_Exercise prompt:_ Using the data below, copy each line that includes the word "Skill".

═════ Material provided ═════

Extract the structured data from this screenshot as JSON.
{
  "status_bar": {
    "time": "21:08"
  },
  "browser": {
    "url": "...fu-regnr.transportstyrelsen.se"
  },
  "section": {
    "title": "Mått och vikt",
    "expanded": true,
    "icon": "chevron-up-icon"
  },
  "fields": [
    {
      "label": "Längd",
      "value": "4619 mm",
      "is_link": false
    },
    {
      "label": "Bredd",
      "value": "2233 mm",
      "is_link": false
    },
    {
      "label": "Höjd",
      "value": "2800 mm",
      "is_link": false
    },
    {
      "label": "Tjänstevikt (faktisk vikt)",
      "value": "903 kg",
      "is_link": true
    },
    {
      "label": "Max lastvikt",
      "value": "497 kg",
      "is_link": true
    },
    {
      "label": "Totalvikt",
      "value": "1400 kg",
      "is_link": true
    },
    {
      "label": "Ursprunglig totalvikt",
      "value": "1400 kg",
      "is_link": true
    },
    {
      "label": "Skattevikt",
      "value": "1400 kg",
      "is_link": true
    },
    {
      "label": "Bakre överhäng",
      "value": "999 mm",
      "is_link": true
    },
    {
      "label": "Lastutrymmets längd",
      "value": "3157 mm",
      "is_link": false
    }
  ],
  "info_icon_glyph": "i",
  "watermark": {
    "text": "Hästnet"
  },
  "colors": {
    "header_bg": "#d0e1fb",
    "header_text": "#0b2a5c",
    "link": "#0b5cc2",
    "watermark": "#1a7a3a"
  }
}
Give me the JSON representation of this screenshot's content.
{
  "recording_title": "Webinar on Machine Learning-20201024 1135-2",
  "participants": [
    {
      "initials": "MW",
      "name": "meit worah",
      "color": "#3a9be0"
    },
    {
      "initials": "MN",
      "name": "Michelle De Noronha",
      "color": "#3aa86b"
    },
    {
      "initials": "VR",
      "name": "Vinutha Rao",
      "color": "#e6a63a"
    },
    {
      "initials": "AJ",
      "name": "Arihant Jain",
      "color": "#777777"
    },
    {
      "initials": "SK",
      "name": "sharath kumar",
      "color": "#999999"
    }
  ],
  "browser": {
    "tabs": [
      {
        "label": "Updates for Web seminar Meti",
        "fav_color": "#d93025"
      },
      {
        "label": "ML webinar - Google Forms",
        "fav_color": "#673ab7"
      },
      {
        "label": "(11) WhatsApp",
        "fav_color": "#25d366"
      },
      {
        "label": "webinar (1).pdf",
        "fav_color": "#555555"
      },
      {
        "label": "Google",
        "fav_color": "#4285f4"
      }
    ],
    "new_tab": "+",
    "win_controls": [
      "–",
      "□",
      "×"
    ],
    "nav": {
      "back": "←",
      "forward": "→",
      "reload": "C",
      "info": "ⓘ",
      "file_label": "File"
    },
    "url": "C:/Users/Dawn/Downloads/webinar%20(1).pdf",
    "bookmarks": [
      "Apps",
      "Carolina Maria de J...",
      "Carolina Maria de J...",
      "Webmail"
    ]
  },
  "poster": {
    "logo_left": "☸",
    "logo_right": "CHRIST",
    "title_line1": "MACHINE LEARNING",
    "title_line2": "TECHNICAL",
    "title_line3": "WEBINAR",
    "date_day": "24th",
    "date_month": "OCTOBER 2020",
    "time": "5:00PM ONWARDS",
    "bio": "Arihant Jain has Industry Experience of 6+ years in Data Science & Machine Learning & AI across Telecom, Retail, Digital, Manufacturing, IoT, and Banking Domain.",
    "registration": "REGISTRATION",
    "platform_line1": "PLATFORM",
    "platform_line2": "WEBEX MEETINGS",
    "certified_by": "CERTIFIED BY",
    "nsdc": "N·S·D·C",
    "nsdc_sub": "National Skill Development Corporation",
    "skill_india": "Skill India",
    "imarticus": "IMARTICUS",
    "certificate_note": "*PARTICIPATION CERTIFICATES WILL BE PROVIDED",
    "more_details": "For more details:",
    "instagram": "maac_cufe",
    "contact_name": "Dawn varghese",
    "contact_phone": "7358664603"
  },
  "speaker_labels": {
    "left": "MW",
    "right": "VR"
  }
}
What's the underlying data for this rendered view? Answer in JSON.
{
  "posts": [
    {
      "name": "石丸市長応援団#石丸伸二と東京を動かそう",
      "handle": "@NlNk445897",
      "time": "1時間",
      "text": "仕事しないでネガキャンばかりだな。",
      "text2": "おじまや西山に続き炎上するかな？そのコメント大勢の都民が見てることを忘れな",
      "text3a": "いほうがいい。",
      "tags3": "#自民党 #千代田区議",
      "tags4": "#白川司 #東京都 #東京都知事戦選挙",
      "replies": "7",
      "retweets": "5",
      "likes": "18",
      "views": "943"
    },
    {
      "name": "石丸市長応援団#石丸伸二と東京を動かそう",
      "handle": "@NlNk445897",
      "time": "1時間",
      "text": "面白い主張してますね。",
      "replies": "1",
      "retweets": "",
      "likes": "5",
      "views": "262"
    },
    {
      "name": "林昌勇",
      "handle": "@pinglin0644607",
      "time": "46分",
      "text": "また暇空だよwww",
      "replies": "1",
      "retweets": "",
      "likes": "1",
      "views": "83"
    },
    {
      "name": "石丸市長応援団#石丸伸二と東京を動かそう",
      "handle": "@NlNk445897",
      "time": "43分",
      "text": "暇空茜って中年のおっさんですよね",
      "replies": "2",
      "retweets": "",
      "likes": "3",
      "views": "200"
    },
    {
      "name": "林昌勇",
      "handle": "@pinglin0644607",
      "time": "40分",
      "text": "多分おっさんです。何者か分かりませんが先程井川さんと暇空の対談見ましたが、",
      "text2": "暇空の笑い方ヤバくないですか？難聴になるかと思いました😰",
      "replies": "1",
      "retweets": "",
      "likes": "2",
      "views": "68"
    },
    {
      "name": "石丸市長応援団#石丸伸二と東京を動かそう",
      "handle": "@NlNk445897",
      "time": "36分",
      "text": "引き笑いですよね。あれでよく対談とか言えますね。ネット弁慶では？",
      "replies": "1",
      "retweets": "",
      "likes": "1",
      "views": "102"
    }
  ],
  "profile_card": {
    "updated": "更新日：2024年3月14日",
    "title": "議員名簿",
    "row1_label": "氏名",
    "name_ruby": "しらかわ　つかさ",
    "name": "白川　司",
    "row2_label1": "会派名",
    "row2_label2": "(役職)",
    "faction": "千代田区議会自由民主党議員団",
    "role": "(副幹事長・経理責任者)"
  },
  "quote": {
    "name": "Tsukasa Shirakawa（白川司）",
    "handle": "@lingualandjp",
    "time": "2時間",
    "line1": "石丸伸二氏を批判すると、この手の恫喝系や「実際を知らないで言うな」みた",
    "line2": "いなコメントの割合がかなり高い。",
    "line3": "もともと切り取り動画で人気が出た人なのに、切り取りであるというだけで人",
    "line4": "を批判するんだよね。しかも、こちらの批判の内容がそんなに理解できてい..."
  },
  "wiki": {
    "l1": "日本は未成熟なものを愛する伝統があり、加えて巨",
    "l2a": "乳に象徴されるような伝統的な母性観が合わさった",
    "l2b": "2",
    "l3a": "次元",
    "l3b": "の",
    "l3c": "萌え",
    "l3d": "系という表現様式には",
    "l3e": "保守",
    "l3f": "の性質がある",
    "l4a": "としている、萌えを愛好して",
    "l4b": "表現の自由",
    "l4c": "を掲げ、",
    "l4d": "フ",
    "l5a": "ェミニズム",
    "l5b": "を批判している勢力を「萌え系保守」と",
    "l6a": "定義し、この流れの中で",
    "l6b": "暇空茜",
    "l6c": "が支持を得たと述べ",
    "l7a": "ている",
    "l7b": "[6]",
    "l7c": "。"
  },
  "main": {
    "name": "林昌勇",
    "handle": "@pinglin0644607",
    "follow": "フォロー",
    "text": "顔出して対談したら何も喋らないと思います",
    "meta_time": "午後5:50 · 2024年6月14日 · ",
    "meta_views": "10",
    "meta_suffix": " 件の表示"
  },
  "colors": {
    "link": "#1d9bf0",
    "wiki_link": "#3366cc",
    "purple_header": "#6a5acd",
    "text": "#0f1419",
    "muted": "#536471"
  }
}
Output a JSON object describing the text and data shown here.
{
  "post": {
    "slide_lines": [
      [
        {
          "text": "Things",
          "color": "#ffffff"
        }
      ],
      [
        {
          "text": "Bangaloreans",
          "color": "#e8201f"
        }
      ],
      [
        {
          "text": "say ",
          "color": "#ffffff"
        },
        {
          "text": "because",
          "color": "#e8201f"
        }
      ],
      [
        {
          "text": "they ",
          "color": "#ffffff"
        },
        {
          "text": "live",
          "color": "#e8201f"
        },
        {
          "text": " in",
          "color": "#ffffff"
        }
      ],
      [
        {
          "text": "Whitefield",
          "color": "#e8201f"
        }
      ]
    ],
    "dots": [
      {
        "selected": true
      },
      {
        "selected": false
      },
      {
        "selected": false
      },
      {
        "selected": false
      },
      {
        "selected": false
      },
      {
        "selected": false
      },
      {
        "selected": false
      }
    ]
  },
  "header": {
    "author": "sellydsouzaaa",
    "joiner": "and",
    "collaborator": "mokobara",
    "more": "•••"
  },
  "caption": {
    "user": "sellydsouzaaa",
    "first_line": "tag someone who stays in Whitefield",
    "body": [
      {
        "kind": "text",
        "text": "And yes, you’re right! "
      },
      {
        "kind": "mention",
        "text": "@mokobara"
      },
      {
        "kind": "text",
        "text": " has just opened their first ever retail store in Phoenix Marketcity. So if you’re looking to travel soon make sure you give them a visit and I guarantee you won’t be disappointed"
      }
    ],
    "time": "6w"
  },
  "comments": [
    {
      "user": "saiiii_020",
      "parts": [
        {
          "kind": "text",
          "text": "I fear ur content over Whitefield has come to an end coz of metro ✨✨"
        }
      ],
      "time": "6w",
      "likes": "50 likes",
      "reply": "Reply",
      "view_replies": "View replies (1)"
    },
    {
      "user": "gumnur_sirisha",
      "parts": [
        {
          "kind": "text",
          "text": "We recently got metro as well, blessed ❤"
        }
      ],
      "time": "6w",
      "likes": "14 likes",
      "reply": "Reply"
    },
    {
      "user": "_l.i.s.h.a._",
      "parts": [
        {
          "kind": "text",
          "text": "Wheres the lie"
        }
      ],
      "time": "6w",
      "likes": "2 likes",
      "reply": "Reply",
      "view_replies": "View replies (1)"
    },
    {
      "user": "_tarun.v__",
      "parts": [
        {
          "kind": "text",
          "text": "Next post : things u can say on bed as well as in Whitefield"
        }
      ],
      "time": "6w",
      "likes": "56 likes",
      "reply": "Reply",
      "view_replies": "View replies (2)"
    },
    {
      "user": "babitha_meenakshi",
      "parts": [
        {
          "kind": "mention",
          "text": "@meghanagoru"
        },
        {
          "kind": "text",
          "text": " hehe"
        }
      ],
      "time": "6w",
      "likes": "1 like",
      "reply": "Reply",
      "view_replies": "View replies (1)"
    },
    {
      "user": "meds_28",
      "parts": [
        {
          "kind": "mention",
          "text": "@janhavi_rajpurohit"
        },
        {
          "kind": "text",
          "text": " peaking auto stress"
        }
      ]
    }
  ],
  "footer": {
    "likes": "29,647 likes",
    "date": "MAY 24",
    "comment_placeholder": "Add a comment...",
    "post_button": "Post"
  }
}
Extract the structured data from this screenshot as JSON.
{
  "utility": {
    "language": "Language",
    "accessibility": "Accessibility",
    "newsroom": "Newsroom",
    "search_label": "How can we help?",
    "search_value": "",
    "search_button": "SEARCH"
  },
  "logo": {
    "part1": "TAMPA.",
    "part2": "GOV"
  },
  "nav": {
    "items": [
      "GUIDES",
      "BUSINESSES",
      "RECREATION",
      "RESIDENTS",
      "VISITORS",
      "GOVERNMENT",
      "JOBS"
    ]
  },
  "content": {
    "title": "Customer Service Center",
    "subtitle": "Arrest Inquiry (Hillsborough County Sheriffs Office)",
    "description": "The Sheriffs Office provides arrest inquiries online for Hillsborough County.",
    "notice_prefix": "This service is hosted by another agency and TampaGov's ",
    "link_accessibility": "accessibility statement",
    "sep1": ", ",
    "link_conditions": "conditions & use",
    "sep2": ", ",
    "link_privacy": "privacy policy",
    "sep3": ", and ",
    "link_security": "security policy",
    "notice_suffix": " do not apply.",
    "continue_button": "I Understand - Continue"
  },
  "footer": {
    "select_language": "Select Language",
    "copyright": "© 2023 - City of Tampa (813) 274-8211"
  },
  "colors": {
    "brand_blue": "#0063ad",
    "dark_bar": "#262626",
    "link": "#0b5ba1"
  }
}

═════

_Task response:_
    "nsdc_sub": "National Skill Development Corporation",
    "skill_india": "Skill India",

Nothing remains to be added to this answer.